··· Stored data ···

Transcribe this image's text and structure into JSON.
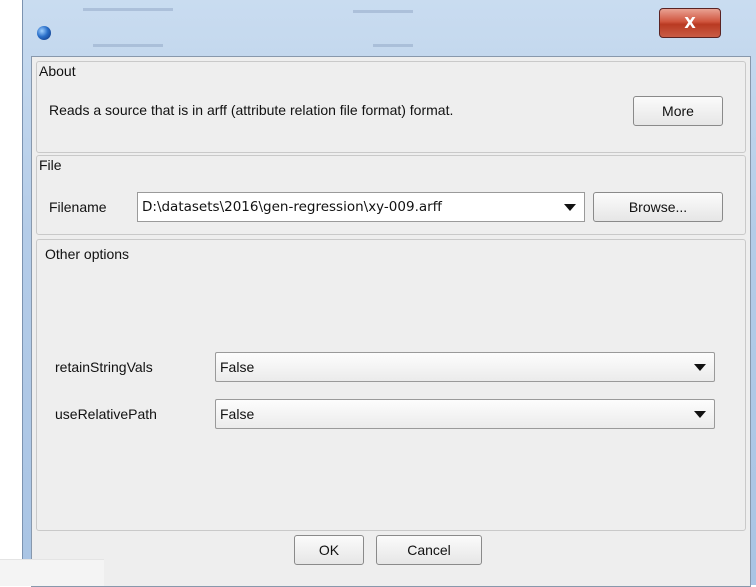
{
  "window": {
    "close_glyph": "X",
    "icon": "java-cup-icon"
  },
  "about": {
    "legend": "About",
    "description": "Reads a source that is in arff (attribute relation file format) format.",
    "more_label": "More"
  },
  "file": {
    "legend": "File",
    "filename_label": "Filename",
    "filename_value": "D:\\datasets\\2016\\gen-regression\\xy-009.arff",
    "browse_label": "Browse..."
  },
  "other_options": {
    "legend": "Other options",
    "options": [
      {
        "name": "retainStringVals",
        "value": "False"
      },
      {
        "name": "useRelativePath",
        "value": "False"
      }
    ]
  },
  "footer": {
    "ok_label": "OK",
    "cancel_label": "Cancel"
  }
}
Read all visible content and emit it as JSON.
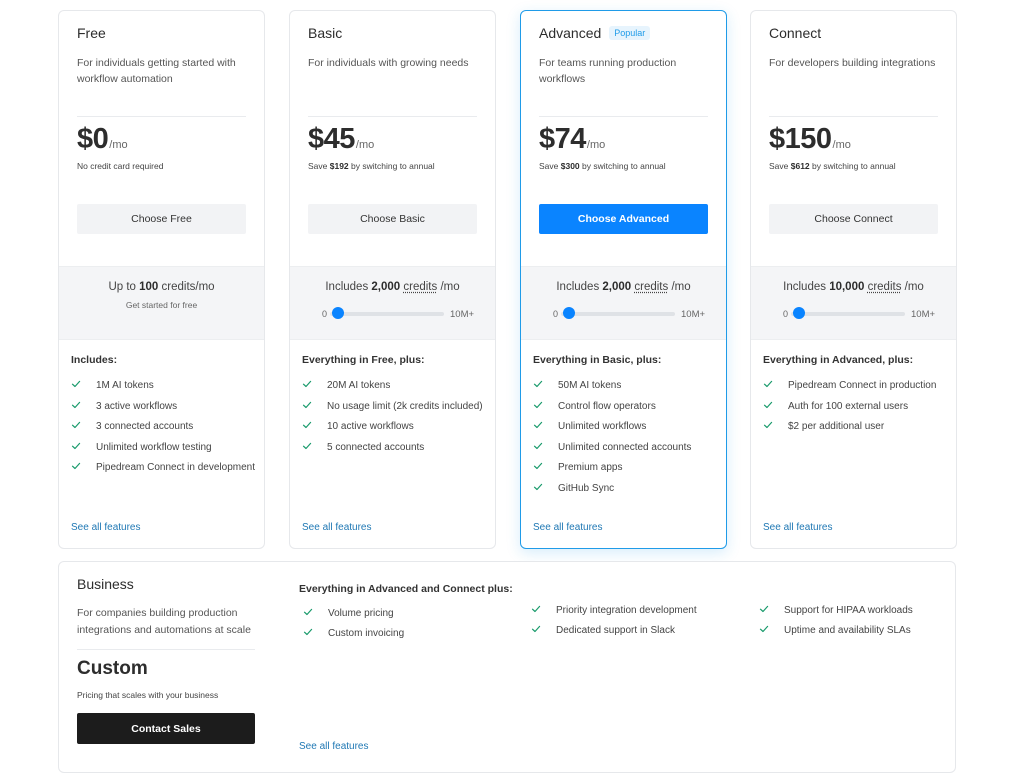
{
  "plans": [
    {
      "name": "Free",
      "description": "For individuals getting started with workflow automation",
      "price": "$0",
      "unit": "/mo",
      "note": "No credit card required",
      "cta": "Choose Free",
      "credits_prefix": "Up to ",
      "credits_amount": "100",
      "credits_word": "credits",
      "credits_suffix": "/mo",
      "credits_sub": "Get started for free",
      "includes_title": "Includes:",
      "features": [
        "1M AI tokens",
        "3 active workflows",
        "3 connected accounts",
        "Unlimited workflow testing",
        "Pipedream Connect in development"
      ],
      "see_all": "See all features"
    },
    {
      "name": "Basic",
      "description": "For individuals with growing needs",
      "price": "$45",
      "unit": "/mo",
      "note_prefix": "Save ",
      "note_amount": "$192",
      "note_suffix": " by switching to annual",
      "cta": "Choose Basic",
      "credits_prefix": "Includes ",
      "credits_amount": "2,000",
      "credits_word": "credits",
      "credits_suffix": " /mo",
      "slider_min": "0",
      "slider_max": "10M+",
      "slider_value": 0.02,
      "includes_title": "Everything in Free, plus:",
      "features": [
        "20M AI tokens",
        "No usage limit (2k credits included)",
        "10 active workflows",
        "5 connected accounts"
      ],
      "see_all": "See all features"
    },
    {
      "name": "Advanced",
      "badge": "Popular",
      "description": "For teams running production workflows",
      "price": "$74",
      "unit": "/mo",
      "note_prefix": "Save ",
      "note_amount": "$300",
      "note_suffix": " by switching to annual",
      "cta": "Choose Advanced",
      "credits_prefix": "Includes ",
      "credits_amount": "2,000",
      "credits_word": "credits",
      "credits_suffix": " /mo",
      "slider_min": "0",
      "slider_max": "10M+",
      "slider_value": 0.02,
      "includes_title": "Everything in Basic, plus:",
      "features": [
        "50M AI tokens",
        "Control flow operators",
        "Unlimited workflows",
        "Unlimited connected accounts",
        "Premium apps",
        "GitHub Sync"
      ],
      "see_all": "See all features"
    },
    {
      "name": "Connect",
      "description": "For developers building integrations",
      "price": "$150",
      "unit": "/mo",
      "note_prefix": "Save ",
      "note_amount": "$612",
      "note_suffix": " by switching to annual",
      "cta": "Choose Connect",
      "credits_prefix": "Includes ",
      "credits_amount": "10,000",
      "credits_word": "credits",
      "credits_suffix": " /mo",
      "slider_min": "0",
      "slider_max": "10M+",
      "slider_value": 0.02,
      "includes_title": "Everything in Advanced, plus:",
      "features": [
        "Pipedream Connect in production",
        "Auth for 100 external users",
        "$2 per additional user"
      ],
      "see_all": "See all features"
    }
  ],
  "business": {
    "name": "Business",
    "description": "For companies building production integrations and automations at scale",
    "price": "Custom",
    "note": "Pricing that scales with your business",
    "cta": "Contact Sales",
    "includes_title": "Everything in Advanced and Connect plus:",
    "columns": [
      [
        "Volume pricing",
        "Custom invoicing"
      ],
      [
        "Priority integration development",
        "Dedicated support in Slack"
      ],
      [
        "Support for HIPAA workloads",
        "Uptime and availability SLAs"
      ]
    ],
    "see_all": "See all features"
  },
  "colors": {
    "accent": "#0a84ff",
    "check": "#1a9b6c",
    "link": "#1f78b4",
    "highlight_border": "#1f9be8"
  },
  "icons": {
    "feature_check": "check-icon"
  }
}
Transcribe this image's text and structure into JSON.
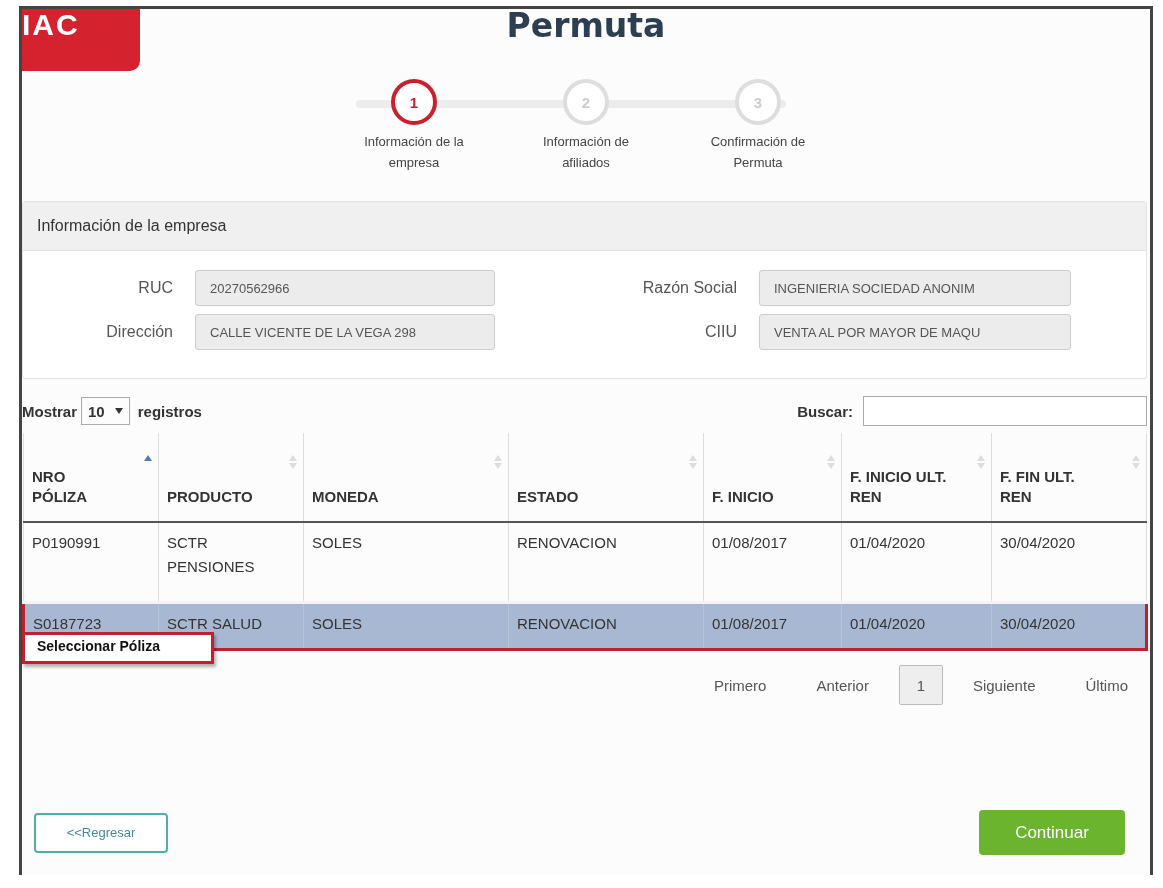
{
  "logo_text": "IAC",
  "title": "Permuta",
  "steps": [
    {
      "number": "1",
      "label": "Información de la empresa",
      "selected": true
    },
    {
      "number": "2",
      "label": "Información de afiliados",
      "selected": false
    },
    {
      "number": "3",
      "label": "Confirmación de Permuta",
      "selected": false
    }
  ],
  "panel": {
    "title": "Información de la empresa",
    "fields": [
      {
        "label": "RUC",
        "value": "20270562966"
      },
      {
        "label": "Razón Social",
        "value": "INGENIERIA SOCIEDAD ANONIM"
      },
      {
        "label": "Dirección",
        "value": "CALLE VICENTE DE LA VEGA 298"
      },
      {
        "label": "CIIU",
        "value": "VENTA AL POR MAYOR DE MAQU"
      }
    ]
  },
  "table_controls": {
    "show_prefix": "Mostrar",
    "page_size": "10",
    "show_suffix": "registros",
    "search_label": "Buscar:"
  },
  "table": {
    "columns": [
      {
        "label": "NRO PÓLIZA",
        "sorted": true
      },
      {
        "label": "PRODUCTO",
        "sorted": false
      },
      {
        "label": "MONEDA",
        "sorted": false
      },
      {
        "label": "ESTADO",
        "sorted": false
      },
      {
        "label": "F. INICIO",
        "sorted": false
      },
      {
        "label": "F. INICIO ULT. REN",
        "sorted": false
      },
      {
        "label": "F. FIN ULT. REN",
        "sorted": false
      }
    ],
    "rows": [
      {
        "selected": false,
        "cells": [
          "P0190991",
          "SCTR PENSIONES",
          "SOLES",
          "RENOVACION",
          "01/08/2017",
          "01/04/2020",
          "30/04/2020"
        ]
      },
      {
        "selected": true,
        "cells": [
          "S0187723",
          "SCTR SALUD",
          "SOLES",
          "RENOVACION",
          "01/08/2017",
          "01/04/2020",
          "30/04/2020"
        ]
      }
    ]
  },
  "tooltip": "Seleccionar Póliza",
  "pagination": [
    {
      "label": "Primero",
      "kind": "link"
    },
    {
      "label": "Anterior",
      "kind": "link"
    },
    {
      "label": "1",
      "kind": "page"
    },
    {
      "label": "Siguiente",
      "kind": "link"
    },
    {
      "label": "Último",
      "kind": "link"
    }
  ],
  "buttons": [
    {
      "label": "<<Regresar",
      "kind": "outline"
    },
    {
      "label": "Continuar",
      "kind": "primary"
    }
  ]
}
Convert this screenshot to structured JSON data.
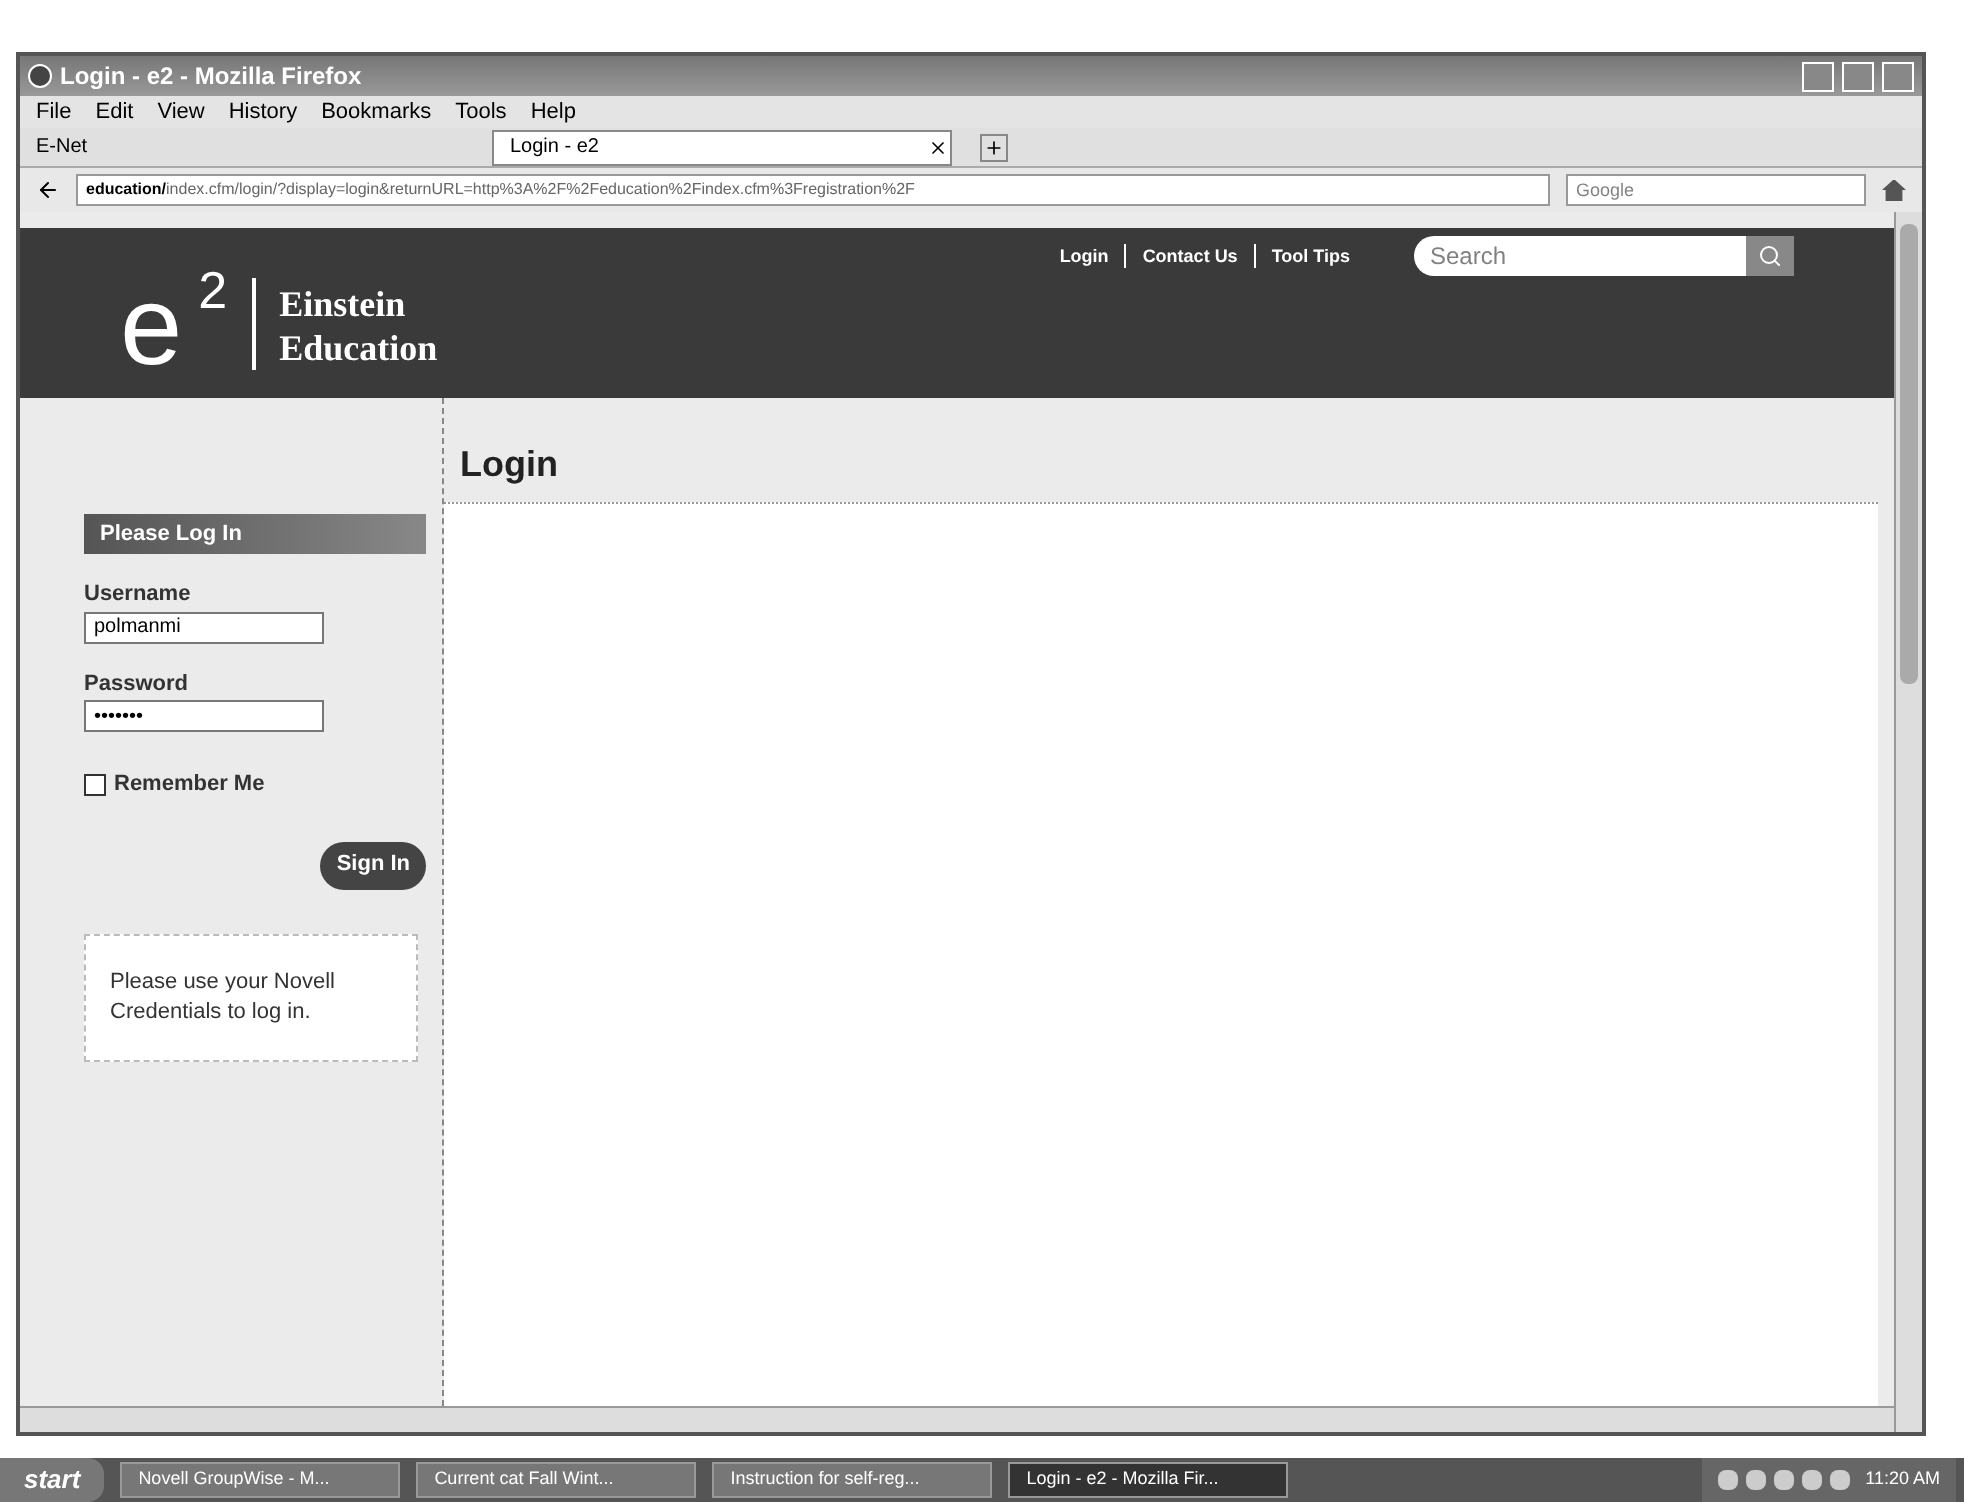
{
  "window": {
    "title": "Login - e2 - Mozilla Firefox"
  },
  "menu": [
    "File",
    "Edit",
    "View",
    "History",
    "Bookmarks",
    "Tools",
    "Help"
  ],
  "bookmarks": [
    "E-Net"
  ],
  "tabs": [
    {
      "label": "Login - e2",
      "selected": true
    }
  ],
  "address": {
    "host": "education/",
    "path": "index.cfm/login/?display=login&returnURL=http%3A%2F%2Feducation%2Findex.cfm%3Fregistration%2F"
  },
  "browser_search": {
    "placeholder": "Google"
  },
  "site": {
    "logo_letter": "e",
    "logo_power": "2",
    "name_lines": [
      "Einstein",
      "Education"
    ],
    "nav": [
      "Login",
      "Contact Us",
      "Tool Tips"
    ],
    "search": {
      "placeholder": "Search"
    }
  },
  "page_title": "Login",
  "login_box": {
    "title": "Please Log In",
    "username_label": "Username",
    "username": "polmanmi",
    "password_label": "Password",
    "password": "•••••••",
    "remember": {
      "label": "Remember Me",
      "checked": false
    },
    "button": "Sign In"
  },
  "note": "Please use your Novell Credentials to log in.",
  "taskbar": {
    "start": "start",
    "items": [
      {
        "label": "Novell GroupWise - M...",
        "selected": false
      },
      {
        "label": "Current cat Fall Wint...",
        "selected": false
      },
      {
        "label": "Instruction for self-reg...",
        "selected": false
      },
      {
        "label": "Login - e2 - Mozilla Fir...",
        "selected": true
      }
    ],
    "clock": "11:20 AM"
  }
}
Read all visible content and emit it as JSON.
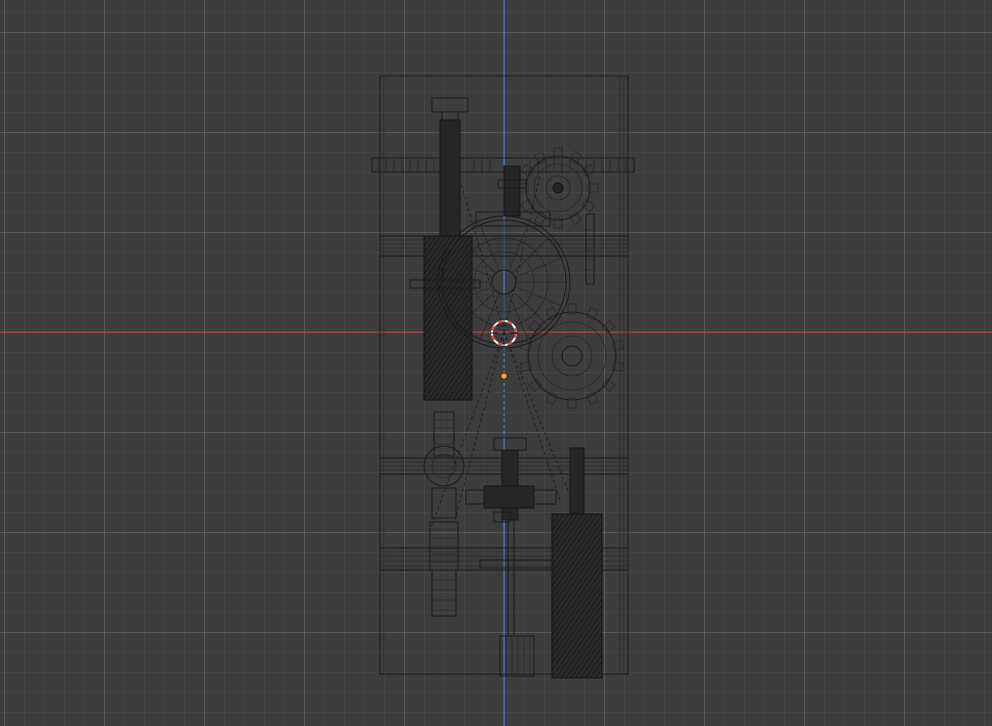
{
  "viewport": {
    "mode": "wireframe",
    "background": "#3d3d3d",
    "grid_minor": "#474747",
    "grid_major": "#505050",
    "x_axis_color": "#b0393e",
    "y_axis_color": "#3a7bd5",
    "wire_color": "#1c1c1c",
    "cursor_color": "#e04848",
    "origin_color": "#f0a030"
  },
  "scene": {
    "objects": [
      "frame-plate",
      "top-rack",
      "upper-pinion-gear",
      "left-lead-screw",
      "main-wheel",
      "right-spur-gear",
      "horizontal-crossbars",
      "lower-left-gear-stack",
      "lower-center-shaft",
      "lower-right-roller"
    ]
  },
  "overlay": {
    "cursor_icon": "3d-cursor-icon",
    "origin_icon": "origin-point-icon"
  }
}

···

Work to complete =
Give only the count of lines in the data that include the string "legend".

Exercise result =
3